Please rewrite the stretch from the start of the records below through the line containing "candlestick (612, 228, 618, 268)" as a Markdown table with the columns Row and Line, leaving out blank lines.

** start of SUPPLIED MATERIAL **

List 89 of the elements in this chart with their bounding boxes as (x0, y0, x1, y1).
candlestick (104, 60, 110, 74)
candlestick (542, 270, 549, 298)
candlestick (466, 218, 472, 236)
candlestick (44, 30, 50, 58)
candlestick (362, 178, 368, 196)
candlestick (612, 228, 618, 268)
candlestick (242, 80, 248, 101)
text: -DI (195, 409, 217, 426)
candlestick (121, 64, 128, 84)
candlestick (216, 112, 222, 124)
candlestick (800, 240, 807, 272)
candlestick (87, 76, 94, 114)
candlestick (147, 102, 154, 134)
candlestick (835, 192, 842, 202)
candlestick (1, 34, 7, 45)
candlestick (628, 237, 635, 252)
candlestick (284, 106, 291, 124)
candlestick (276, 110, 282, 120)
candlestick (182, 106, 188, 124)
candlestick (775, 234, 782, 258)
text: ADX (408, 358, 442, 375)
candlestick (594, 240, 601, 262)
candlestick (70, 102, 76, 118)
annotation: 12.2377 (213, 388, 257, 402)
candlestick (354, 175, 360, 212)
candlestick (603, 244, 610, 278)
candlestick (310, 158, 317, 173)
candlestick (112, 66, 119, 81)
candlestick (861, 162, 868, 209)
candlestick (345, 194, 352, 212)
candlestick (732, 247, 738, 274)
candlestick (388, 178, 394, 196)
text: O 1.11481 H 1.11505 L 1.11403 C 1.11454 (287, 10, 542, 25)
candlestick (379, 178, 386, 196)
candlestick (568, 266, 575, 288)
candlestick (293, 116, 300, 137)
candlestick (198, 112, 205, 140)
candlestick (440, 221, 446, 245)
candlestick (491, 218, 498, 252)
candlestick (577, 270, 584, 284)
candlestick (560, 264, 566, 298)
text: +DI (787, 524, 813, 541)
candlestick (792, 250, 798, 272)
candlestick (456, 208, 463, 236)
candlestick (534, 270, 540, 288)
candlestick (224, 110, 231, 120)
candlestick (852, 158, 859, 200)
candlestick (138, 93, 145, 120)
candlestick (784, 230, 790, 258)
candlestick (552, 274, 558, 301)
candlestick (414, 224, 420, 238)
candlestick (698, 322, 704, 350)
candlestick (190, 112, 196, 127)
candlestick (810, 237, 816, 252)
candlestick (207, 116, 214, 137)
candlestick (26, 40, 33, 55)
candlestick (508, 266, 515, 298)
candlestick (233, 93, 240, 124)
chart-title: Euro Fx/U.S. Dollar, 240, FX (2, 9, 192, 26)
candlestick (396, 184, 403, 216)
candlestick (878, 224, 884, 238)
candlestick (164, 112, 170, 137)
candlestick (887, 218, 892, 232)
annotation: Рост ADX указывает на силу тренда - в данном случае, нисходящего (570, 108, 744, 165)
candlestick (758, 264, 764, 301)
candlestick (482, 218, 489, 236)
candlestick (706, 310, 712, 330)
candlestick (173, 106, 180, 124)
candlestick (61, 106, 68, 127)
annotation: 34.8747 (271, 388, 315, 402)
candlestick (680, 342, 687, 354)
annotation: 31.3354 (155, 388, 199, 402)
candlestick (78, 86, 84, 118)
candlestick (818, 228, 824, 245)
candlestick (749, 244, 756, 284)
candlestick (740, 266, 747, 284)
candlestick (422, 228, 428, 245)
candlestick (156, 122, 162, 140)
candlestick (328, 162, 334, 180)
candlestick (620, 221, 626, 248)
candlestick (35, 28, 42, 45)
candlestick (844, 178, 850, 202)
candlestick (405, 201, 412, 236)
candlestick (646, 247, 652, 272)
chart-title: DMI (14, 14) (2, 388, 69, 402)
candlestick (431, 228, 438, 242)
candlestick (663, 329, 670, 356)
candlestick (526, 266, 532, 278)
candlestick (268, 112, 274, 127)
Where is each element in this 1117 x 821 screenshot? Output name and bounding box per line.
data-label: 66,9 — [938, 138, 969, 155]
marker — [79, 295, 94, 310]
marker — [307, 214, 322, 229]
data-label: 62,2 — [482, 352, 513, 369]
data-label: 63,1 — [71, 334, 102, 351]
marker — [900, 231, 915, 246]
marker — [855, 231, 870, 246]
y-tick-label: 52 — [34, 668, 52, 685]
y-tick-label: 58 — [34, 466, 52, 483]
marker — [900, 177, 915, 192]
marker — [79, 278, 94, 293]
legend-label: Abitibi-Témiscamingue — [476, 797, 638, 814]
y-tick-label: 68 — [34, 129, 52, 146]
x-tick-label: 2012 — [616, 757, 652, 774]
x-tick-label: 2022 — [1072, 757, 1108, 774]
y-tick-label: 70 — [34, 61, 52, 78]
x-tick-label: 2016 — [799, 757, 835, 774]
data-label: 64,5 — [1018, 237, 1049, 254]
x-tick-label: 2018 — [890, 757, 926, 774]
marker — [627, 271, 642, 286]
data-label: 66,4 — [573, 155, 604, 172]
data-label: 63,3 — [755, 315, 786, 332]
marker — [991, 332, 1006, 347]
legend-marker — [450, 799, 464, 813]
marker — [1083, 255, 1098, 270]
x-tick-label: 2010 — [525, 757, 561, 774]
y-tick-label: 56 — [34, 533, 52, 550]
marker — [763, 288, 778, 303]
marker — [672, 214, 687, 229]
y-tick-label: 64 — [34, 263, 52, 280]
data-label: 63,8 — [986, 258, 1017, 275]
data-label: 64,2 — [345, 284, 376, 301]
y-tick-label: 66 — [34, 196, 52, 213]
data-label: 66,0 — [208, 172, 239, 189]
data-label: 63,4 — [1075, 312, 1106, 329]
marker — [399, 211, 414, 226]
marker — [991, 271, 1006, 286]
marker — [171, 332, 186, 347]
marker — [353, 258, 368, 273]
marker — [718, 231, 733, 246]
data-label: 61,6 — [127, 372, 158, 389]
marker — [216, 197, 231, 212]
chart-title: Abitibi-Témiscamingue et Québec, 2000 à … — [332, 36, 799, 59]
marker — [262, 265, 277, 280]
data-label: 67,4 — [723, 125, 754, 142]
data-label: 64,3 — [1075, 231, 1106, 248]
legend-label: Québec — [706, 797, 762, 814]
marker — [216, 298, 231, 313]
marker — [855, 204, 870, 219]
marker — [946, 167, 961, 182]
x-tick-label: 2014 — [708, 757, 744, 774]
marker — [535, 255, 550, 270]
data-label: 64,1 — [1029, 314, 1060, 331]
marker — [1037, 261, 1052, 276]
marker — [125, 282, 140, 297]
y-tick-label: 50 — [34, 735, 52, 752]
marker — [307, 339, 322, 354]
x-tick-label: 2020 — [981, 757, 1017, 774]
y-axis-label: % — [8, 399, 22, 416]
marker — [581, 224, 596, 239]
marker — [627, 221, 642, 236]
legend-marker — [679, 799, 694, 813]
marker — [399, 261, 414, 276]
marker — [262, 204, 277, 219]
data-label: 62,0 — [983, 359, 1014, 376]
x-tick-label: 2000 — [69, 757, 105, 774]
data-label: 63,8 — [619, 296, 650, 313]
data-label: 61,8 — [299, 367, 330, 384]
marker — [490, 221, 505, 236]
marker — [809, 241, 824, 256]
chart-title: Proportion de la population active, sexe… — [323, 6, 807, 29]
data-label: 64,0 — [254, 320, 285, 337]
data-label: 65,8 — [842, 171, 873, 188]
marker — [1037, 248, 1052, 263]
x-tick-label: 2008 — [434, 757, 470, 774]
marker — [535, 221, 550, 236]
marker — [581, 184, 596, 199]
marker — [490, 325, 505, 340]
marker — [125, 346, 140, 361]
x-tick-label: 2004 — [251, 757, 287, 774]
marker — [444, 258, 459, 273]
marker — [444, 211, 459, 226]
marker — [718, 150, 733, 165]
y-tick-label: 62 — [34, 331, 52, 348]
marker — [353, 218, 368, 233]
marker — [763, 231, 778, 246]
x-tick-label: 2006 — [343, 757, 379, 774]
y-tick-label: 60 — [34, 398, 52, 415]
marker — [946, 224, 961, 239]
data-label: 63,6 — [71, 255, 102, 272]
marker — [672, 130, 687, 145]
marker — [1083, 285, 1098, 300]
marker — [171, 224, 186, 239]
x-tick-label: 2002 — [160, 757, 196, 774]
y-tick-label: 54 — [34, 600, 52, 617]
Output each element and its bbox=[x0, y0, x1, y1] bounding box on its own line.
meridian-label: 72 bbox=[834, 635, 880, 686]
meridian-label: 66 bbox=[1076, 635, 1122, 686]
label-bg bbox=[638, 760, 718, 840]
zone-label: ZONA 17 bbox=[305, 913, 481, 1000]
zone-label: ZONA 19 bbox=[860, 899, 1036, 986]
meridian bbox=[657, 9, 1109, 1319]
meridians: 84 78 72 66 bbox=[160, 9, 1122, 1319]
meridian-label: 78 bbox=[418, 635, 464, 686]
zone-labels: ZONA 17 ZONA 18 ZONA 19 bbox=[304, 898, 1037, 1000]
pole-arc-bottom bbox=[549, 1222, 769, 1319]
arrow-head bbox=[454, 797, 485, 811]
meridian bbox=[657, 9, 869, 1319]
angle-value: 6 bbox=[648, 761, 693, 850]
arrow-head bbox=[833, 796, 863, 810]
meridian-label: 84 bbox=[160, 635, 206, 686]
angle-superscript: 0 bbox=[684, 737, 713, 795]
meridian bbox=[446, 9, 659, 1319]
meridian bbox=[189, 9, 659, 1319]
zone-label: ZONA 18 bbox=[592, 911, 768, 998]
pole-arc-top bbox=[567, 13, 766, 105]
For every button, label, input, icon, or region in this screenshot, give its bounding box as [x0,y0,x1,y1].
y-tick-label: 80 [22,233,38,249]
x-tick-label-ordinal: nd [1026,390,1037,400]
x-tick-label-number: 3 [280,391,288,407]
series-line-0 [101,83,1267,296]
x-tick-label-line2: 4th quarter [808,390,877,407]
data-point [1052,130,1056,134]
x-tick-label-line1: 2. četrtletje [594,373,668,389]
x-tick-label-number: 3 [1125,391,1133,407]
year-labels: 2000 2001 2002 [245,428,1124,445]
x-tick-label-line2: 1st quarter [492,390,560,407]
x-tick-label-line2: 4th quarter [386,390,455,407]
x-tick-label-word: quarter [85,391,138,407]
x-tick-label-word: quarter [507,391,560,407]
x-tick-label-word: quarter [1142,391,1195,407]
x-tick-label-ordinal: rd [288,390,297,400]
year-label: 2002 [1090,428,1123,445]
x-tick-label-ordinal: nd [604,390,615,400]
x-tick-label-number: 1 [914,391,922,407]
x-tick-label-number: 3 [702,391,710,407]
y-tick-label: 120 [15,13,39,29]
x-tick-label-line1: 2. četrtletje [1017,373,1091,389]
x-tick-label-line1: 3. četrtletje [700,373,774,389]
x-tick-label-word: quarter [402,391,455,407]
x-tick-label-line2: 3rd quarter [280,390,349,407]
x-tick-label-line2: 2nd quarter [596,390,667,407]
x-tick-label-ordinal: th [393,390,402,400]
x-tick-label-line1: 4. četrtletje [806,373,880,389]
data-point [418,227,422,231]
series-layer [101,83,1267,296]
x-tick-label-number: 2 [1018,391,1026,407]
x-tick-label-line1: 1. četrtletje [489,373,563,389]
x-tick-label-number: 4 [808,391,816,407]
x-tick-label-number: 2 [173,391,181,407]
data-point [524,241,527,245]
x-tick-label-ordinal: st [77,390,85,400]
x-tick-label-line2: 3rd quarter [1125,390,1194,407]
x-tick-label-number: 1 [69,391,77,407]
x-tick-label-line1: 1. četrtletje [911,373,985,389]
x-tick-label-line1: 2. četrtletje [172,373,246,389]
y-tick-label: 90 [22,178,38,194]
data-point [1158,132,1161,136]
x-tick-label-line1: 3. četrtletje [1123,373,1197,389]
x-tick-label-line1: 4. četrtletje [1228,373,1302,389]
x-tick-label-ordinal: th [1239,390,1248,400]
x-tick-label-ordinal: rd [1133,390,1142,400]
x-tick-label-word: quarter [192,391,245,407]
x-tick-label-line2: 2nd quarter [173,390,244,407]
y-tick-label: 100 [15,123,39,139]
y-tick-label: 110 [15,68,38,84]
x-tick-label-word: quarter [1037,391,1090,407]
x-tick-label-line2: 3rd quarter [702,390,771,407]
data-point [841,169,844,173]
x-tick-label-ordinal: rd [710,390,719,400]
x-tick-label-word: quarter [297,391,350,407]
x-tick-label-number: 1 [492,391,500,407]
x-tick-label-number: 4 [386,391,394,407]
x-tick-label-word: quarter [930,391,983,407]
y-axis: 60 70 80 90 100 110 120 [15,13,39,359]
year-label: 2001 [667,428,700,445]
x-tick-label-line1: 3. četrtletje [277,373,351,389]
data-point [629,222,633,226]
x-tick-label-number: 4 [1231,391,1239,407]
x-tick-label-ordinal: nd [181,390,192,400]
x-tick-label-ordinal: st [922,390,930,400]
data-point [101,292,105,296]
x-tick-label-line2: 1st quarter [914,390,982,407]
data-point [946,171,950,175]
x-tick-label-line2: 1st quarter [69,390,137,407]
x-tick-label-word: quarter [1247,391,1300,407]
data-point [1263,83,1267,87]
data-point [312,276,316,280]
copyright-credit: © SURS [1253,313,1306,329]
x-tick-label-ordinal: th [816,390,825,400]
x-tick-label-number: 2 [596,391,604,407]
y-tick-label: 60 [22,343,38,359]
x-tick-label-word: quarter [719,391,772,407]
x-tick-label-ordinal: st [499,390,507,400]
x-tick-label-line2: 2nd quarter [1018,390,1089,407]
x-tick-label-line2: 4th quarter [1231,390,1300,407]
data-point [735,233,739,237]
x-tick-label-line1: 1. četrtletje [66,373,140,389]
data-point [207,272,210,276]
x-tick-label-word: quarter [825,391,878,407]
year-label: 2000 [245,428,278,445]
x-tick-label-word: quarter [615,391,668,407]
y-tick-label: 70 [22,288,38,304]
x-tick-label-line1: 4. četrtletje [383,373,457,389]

** end of SUPPLIED MATERIAL **

▸ **RESPONSE TO THE EXERCISE**:
| Row | Line |
|---|---|
| 1 | List 89 of the elements in this chart with their bounding boxes as (x0, y0, x1, y1). |
| 2 | candlestick (104, 60, 110, 74) |
| 3 | candlestick (542, 270, 549, 298) |
| 4 | candlestick (466, 218, 472, 236) |
| 5 | candlestick (44, 30, 50, 58) |
| 6 | candlestick (362, 178, 368, 196) |
| 7 | candlestick (612, 228, 618, 268) |